* **Problem to work on**
Copy out every line in which the string "clicking" occurs.

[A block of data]

* * *

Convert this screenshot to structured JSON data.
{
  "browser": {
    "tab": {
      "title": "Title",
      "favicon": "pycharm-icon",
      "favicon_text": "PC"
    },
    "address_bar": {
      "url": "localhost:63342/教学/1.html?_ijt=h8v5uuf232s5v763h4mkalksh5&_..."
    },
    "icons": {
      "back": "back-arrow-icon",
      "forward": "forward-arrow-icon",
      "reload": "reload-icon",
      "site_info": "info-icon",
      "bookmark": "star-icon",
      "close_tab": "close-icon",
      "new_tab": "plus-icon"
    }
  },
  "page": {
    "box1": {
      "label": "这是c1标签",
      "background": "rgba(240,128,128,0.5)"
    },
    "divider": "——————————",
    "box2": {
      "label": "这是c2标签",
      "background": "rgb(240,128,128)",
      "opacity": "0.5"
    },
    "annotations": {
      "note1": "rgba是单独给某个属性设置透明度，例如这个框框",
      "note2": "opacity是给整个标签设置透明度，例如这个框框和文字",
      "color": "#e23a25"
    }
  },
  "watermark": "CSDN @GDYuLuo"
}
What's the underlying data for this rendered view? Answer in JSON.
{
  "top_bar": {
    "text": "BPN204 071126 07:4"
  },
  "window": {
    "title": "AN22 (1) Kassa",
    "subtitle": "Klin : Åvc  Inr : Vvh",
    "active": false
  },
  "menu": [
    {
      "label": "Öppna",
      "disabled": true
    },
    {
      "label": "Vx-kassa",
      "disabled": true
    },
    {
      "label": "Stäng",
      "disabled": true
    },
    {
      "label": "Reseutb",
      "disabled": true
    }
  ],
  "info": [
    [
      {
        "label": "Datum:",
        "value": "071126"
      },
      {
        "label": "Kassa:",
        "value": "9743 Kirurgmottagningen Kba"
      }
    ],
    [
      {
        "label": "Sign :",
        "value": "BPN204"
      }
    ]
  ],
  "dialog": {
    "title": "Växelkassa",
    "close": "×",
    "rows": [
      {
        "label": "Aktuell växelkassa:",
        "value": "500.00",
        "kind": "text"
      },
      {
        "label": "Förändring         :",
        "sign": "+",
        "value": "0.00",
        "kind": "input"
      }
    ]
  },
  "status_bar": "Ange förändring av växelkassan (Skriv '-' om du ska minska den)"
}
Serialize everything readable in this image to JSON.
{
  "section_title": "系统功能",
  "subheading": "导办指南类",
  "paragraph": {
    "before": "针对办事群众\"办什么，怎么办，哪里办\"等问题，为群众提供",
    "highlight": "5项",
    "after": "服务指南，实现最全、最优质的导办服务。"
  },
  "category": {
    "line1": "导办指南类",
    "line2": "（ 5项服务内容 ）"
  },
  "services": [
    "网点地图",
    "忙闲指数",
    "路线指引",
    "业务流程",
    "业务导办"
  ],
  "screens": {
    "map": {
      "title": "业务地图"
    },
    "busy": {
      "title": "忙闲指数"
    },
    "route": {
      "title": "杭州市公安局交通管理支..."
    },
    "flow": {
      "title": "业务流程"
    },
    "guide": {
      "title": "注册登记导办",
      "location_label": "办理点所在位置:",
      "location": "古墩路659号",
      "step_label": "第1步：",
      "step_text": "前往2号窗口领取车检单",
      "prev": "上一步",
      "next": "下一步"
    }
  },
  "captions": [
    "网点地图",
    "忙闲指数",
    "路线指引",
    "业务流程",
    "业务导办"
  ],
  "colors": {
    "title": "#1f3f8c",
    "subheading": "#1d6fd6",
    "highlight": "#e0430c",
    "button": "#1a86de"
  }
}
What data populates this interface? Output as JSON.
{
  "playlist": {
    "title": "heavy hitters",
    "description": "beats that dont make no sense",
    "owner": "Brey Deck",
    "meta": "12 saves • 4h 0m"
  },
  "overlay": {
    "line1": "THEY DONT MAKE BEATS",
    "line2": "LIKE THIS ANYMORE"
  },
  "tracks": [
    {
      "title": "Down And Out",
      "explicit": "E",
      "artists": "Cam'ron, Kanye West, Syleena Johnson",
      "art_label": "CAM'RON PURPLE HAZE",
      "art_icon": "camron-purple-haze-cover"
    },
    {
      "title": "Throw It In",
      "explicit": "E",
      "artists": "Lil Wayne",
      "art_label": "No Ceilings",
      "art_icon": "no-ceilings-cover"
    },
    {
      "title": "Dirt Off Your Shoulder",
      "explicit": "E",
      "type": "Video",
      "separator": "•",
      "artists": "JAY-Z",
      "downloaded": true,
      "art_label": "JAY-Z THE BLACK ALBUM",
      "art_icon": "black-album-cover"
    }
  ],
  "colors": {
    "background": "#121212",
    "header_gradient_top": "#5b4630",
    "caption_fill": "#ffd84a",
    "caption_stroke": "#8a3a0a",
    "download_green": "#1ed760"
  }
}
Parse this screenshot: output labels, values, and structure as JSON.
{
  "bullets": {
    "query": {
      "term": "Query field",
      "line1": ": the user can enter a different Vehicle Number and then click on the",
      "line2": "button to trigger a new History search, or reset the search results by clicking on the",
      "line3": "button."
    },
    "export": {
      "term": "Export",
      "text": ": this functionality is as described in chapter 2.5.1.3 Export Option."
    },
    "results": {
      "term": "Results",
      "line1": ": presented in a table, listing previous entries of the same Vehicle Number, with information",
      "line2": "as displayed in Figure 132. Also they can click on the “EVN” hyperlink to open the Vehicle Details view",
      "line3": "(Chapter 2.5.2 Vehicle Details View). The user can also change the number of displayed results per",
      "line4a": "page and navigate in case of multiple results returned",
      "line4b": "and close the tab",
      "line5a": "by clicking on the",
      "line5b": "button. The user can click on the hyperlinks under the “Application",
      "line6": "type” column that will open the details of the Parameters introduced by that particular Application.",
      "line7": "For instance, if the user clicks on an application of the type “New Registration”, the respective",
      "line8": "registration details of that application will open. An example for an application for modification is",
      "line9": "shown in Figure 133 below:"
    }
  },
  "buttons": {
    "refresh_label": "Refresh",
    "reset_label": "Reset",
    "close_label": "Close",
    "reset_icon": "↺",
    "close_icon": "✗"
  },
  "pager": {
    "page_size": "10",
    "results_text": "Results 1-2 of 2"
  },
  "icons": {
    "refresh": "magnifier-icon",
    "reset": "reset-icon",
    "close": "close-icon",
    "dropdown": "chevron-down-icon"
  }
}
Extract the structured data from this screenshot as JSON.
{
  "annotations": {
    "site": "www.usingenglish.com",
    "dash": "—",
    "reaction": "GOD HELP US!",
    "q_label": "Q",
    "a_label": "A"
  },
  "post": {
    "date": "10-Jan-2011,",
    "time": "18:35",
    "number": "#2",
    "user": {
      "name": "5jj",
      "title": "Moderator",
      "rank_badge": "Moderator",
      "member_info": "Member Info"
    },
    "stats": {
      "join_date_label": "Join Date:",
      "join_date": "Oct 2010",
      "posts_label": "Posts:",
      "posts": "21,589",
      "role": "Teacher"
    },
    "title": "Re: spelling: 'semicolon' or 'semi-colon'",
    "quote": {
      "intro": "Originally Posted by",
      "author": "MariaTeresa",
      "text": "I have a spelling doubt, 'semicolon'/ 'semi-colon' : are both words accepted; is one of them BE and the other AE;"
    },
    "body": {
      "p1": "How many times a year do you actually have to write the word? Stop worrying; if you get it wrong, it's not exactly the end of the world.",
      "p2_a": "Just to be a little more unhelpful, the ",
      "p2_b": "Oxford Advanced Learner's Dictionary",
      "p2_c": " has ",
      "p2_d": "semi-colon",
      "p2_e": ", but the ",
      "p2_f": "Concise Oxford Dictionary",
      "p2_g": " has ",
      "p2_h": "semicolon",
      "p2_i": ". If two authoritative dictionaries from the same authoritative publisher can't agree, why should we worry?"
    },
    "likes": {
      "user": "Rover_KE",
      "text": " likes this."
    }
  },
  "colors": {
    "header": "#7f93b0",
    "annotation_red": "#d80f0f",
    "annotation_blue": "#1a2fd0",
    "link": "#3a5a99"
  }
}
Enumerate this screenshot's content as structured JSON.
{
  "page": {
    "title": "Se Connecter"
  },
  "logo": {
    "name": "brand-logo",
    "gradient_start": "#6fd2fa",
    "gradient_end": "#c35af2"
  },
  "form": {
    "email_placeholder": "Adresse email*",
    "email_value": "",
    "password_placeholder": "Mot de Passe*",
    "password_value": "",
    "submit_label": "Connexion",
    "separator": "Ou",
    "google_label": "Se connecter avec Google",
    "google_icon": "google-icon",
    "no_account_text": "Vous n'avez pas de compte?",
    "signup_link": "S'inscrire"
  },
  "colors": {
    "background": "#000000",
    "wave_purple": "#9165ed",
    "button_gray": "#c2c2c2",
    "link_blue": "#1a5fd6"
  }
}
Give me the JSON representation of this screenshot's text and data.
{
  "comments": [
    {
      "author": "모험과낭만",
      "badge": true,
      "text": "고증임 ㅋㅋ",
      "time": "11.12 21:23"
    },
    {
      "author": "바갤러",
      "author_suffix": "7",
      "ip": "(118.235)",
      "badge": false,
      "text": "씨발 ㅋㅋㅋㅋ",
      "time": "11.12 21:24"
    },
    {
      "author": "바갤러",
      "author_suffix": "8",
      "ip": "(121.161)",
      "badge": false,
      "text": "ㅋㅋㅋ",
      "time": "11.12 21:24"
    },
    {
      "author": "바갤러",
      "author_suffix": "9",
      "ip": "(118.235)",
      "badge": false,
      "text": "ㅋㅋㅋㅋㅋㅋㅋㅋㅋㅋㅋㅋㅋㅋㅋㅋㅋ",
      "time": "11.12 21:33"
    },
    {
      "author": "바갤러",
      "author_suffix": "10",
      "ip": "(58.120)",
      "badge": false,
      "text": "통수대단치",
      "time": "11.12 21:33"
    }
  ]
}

* * *

* **Complete response**
      "line2": "button to trigger a new History search, or reset the search results by clicking on the",
      "line5a": "by clicking on the",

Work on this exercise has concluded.